⟨

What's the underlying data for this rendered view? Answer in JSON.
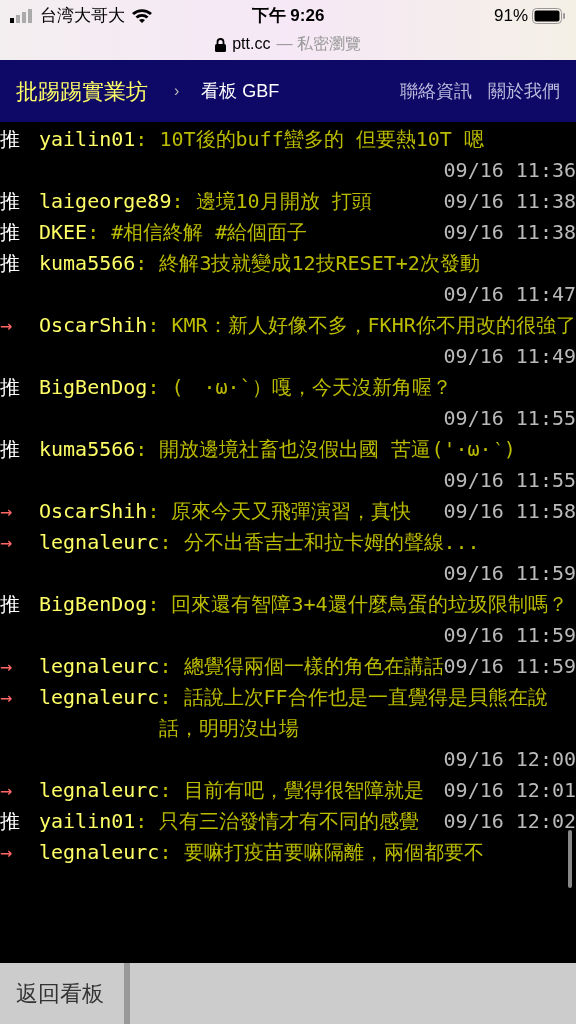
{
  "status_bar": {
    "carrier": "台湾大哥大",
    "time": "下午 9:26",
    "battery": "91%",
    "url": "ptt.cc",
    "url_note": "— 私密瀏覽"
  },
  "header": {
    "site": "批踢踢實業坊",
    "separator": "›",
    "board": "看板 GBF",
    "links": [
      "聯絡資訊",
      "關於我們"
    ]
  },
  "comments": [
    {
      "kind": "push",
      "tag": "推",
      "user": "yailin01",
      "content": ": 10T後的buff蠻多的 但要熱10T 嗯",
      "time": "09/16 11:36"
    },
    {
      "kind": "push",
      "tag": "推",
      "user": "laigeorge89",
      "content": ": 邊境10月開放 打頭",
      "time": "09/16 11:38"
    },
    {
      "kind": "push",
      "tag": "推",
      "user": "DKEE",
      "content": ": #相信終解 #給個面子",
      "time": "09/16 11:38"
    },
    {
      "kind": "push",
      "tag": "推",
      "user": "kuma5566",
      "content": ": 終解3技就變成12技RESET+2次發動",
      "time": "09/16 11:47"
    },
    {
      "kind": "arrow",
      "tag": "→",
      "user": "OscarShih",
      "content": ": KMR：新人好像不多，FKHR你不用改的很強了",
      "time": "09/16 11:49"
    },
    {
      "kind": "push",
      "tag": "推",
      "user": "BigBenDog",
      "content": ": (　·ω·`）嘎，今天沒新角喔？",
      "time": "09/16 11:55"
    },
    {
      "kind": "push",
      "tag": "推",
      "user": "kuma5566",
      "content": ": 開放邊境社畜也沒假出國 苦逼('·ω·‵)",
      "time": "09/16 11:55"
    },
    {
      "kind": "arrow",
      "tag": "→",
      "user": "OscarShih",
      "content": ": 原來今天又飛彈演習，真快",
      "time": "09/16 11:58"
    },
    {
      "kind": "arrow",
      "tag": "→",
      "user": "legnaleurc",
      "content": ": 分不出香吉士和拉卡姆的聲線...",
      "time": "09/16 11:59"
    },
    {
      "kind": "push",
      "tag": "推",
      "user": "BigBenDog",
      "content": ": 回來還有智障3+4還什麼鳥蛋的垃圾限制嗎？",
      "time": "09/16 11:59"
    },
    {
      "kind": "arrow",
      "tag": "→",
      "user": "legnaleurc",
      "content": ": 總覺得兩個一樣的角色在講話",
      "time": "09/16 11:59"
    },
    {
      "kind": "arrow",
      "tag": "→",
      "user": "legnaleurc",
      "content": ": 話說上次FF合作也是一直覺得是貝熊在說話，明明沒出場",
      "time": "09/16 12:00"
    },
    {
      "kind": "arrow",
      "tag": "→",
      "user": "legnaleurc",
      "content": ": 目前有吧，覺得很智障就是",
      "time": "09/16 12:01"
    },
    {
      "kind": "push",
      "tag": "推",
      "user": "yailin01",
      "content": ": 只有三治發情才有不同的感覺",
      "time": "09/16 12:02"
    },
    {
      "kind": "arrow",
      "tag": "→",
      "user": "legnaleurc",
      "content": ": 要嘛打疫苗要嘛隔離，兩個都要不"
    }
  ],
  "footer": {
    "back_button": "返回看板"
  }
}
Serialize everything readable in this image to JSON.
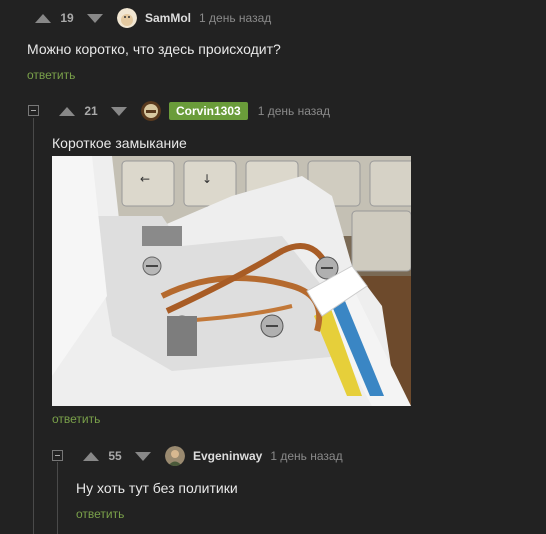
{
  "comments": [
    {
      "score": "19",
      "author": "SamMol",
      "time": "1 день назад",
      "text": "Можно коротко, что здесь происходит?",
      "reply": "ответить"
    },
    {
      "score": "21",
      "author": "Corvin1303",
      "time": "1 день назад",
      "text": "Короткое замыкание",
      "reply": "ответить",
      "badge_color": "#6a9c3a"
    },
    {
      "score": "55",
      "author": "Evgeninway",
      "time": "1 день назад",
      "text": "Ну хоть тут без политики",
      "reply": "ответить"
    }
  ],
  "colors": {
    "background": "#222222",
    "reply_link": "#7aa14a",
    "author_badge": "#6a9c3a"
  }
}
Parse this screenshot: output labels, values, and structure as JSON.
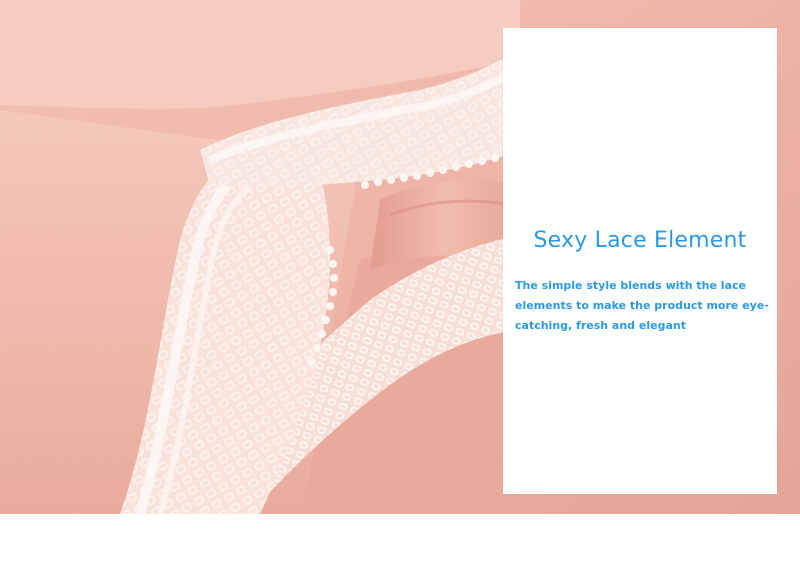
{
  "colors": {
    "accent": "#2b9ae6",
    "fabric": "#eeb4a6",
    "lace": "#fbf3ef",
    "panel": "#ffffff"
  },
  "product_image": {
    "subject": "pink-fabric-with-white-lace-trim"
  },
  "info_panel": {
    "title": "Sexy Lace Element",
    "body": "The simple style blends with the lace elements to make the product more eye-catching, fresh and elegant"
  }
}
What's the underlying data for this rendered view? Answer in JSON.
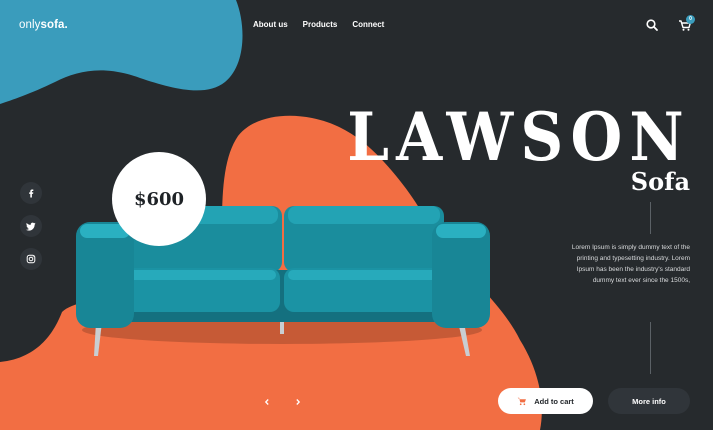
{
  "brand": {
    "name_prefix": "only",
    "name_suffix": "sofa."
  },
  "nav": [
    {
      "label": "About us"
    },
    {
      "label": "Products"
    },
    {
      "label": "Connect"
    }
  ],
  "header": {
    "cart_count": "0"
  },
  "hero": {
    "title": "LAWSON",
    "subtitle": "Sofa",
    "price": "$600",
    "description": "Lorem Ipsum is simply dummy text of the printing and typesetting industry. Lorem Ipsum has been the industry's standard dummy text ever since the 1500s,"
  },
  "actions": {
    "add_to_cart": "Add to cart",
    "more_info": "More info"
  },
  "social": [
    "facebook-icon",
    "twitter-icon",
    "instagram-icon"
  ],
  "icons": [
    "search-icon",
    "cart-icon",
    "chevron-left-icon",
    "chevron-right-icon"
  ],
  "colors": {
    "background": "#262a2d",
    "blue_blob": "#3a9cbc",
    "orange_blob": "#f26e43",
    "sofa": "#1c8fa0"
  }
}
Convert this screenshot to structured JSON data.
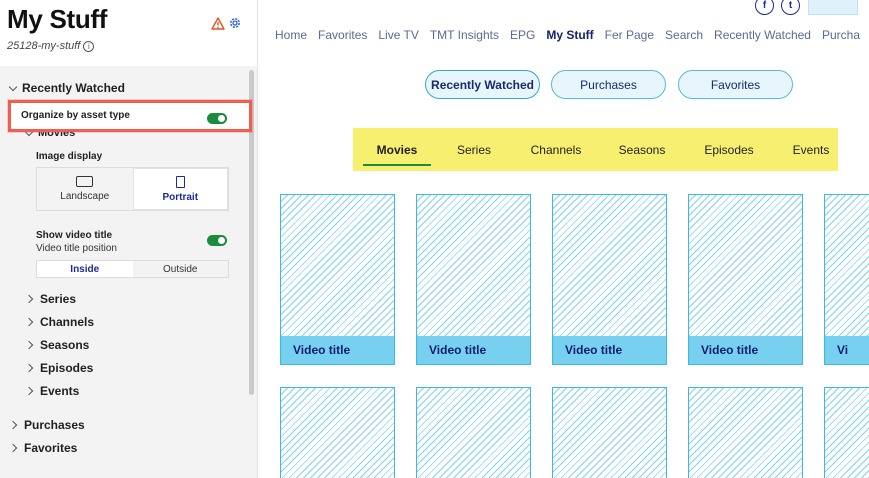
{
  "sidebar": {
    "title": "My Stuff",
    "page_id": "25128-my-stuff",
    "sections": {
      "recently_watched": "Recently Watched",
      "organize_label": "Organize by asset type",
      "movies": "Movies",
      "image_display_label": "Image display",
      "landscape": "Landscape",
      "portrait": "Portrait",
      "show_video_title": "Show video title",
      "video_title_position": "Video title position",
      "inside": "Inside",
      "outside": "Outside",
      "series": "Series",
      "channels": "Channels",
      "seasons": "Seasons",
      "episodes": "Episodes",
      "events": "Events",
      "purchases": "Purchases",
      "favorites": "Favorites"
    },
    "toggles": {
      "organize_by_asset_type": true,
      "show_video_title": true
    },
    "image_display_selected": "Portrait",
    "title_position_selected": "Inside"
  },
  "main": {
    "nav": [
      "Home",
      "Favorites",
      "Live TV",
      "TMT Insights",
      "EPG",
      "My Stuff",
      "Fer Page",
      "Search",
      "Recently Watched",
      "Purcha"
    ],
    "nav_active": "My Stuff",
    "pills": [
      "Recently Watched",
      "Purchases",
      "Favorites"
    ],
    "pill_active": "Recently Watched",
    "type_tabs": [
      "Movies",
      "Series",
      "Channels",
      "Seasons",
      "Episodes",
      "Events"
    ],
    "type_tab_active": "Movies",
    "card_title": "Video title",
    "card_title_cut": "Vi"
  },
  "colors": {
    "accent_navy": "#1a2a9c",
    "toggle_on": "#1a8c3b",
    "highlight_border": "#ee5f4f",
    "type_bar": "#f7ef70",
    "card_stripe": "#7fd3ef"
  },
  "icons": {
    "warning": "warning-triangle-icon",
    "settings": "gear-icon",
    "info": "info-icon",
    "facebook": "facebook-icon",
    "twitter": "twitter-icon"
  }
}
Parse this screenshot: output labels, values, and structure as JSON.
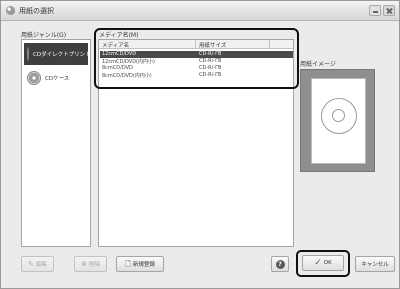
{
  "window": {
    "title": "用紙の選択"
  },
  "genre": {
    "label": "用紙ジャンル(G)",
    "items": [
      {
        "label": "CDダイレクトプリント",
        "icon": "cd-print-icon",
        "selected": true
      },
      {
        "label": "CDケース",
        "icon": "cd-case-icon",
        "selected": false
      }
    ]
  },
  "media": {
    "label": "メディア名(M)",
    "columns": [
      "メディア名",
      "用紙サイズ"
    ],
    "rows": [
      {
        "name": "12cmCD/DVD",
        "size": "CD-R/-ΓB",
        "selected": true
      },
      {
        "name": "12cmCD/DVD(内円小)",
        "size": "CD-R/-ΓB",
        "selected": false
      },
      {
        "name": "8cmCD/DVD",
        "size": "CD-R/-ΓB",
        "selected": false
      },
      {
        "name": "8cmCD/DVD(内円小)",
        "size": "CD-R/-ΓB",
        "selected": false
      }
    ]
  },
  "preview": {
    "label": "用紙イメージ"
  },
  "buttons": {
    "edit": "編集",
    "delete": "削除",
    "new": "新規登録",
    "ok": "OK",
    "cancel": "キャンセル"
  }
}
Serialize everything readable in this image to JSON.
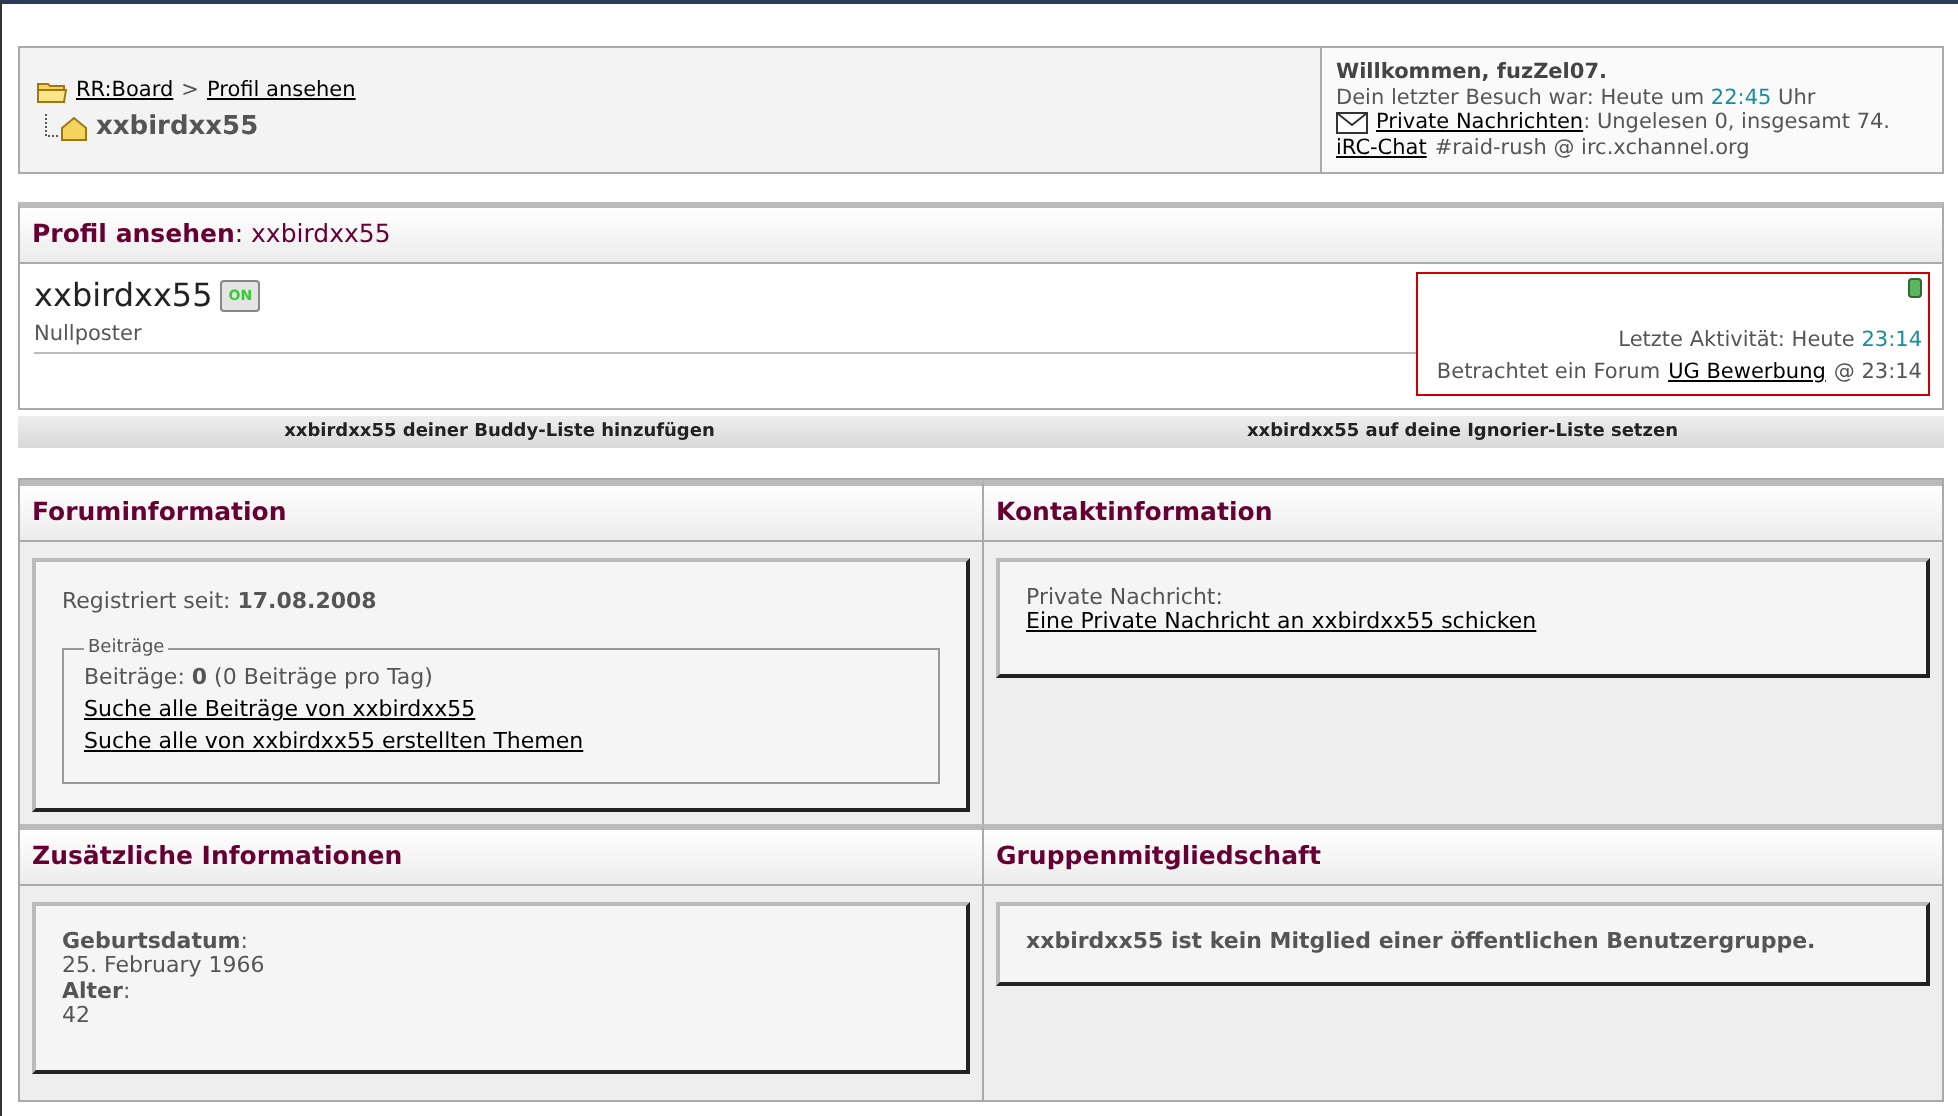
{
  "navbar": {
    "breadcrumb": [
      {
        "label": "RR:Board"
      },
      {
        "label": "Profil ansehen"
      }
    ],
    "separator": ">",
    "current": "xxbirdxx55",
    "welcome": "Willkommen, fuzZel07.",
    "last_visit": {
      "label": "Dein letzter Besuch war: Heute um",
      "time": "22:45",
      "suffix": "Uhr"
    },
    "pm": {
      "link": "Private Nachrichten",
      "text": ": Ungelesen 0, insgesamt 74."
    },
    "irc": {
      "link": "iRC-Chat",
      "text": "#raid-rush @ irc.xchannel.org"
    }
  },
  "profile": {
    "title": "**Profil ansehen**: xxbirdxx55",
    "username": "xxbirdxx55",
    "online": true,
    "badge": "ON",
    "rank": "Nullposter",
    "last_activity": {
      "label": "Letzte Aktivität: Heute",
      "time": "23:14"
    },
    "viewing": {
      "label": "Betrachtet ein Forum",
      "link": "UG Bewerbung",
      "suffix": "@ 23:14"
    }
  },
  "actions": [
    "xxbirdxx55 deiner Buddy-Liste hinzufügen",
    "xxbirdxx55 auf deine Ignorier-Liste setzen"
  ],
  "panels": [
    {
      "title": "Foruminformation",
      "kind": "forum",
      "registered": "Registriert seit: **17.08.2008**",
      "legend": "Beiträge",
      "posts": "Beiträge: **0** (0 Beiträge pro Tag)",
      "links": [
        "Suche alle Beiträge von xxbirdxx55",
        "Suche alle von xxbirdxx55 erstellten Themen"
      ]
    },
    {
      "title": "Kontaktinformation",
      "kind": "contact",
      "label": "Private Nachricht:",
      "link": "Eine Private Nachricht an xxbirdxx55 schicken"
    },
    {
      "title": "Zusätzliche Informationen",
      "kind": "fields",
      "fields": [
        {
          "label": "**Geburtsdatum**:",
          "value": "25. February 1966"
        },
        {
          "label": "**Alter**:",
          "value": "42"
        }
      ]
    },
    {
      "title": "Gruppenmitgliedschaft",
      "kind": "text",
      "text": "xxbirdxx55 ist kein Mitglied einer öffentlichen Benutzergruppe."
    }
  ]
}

⟩

* _REQUIREMENT_: Extract all lines of the records above that include "Heute".

* _OUTPUT BELOW_:
      "label": "Dein letzter Besuch war: Heute um",
      "label": "Letzte Aktivität: Heute",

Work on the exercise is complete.